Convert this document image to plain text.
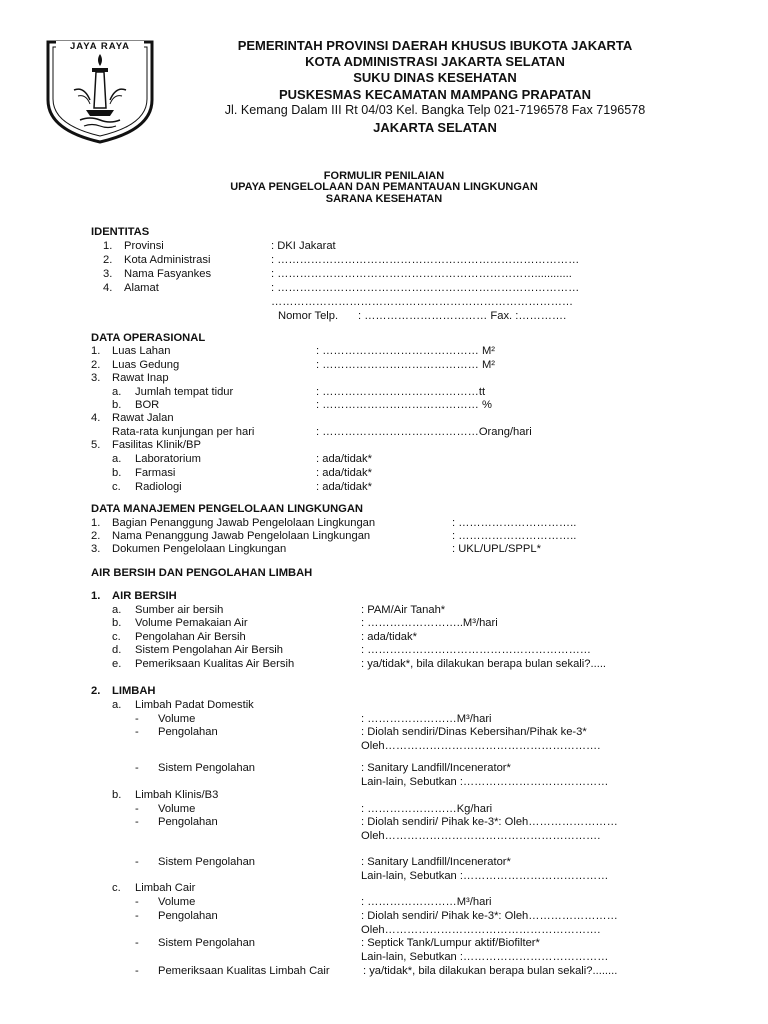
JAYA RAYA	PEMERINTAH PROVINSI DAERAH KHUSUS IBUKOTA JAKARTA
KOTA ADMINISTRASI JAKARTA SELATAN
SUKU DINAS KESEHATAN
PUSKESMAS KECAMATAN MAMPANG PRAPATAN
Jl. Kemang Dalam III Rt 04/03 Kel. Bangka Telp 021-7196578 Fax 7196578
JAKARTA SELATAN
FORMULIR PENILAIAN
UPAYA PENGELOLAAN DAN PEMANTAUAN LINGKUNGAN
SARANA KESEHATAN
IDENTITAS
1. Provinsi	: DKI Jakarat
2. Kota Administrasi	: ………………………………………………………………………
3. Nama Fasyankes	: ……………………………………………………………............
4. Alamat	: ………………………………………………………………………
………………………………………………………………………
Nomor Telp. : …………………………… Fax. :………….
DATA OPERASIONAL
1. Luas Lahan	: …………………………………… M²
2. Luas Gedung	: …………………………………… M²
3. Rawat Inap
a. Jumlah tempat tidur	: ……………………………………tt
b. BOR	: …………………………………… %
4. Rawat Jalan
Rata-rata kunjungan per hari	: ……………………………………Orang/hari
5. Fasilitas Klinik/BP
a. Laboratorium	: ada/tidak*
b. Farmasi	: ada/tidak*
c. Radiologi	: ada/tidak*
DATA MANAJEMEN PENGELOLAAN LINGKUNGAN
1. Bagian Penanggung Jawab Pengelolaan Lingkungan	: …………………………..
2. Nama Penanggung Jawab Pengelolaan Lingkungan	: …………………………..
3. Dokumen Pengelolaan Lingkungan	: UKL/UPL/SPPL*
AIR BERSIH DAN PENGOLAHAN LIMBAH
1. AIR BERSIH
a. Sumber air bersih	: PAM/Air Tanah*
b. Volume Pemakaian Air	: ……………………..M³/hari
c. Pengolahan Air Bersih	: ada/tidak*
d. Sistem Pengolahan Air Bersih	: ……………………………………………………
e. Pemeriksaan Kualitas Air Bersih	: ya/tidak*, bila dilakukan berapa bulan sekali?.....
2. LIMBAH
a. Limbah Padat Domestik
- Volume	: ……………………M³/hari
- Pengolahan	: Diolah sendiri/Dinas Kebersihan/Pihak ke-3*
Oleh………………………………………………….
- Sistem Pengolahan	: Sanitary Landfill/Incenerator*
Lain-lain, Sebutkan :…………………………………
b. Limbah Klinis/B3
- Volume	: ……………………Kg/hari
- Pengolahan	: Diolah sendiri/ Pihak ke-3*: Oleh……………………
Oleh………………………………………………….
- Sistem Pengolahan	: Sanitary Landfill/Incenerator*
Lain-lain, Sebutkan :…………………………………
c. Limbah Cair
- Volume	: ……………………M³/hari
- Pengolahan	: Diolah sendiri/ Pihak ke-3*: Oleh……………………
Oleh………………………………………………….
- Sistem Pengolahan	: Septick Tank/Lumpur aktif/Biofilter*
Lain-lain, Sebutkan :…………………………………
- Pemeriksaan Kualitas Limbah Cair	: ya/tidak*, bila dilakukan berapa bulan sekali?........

========================

What comes back should match the records exactly, minus any pictures.

Convert this document image to plain text.
JAYA RAYA	PEMERINTAH PROVINSI DAERAH KHUSUS IBUKOTA JAKARTA
KOTA ADMINISTRASI JAKARTA SELATAN
SUKU DINAS KESEHATAN
PUSKESMAS KECAMATAN MAMPANG PRAPATAN
Jl. Kemang Dalam III Rt 04/03 Kel. Bangka Telp 021-7196578 Fax 7196578
JAKARTA SELATAN
FORMULIR PENILAIAN
UPAYA PENGELOLAAN DAN PEMANTAUAN LINGKUNGAN
SARANA KESEHATAN
IDENTITAS
1. Provinsi	: DKI Jakarat
2. Kota Administrasi	: ………………………………………………………………………
3. Nama Fasyankes	: ……………………………………………………………............
4. Alamat	: ………………………………………………………………………
………………………………………………………………………
Nomor Telp. : …………………………… Fax. :………….
DATA OPERASIONAL
1. Luas Lahan	: …………………………………… M²
2. Luas Gedung	: …………………………………… M²
3. Rawat Inap
a. Jumlah tempat tidur	: ……………………………………tt
b. BOR	: …………………………………… %
4. Rawat Jalan
Rata-rata kunjungan per hari	: ……………………………………Orang/hari
5. Fasilitas Klinik/BP
a. Laboratorium	: ada/tidak*
b. Farmasi	: ada/tidak*
c. Radiologi	: ada/tidak*
DATA MANAJEMEN PENGELOLAAN LINGKUNGAN
1. Bagian Penanggung Jawab Pengelolaan Lingkungan	: …………………………..
2. Nama Penanggung Jawab Pengelolaan Lingkungan	: …………………………..
3. Dokumen Pengelolaan Lingkungan	: UKL/UPL/SPPL*
AIR BERSIH DAN PENGOLAHAN LIMBAH
1. AIR BERSIH
a. Sumber air bersih	: PAM/Air Tanah*
b. Volume Pemakaian Air	: ……………………..M³/hari
c. Pengolahan Air Bersih	: ada/tidak*
d. Sistem Pengolahan Air Bersih	: ……………………………………………………
e. Pemeriksaan Kualitas Air Bersih	: ya/tidak*, bila dilakukan berapa bulan sekali?.....
2. LIMBAH
a. Limbah Padat Domestik
- Volume	: ……………………M³/hari
- Pengolahan	: Diolah sendiri/Dinas Kebersihan/Pihak ke-3*
Oleh………………………………………………….
- Sistem Pengolahan	: Sanitary Landfill/Incenerator*
Lain-lain, Sebutkan :…………………………………
b. Limbah Klinis/B3
- Volume	: ……………………Kg/hari
- Pengolahan	: Diolah sendiri/ Pihak ke-3*: Oleh……………………
Oleh………………………………………………….
- Sistem Pengolahan	: Sanitary Landfill/Incenerator*
Lain-lain, Sebutkan :…………………………………
c. Limbah Cair
- Volume	: ……………………M³/hari
- Pengolahan	: Diolah sendiri/ Pihak ke-3*: Oleh……………………
Oleh………………………………………………….
- Sistem Pengolahan	: Septick Tank/Lumpur aktif/Biofilter*
Lain-lain, Sebutkan :…………………………………
- Pemeriksaan Kualitas Limbah Cair	: ya/tidak*, bila dilakukan berapa bulan sekali?........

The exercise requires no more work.